**GIVEN REQUEST**
Emit the line that holds "Read this page and output its text content." and all lines following it through the end of the data, verbatim, and nothing else.

══ DATA SHOWN

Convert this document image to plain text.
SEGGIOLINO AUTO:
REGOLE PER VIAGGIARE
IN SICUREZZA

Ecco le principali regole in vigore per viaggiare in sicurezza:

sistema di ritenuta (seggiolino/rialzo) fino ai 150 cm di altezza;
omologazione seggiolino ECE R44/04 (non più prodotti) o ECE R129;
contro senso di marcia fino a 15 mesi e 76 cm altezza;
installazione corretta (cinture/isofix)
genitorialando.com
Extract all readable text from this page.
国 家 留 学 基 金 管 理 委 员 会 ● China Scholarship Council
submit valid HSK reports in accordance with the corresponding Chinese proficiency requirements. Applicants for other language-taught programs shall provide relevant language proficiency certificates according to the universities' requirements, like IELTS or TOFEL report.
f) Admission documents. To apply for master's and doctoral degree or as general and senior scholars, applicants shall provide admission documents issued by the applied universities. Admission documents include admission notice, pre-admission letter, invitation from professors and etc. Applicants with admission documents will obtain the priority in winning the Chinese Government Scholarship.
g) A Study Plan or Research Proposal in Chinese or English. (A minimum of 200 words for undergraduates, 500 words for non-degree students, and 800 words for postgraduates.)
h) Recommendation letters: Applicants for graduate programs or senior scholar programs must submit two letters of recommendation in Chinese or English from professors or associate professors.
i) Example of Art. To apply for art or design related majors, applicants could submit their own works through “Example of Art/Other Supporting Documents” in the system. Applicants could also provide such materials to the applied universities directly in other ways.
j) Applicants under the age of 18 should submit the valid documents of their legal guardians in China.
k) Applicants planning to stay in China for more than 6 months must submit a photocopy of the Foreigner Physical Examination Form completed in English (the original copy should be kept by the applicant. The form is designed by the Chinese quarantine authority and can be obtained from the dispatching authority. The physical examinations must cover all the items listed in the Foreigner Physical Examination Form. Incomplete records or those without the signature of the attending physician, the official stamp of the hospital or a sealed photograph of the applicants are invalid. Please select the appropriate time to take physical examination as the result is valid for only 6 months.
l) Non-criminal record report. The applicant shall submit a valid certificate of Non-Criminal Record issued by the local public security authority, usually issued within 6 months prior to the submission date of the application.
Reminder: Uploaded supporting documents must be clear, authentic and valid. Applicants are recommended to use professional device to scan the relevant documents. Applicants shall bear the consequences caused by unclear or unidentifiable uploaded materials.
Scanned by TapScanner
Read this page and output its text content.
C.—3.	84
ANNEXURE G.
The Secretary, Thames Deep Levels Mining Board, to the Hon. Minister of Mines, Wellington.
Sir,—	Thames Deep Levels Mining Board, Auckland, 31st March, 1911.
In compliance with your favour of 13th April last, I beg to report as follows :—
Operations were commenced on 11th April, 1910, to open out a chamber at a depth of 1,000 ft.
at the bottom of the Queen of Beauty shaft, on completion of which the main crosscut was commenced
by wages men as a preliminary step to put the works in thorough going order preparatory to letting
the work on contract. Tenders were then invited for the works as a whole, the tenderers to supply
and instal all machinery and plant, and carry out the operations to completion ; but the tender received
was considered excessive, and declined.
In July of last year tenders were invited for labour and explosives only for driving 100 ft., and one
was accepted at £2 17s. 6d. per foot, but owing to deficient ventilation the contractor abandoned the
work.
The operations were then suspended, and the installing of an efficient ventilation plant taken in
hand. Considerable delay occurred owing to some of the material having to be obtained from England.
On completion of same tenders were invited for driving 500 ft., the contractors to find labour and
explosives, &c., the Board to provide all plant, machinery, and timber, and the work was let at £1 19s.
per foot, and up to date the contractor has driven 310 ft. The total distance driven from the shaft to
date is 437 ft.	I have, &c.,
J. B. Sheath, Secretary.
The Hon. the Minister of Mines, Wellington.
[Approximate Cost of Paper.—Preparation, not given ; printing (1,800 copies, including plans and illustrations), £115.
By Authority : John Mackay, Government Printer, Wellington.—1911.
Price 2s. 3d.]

════

**REPLY**
Read this page and output its text content.
C.—3.	84
ANNEXURE G.
The Secretary, Thames Deep Levels Mining Board, to the Hon. Minister of Mines, Wellington.
Sir,—	Thames Deep Levels Mining Board, Auckland, 31st March, 1911.
In compliance with your favour of 13th April last, I beg to report as follows :—
Operations were commenced on 11th April, 1910, to open out a chamber at a depth of 1,000 ft.
at the bottom of the Queen of Beauty shaft, on completion of which the main crosscut was commenced
by wages men as a preliminary step to put the works in thorough going order preparatory to letting
the work on contract. Tenders were then invited for the works as a whole, the tenderers to supply
and instal all machinery and plant, and carry out the operations to completion ; but the tender received
was considered excessive, and declined.
In July of last year tenders were invited for labour and explosives only for driving 100 ft., and one
was accepted at £2 17s. 6d. per foot, but owing to deficient ventilation the contractor abandoned the
work.
The operations were then suspended, and the installing of an efficient ventilation plant taken in
hand. Considerable delay occurred owing to some of the material having to be obtained from England.
On completion of same tenders were invited for driving 500 ft., the contractors to find labour and
explosives, &c., the Board to provide all plant, machinery, and timber, and the work was let at £1 19s.
per foot, and up to date the contractor has driven 310 ft. The total distance driven from the shaft to
date is 437 ft.	I have, &c.,
J. B. Sheath, Secretary.
The Hon. the Minister of Mines, Wellington.
[Approximate Cost of Paper.—Preparation, not given ; printing (1,800 copies, including plans and illustrations), £115.
By Authority : John Mackay, Government Printer, Wellington.—1911.
Price 2s. 3d.]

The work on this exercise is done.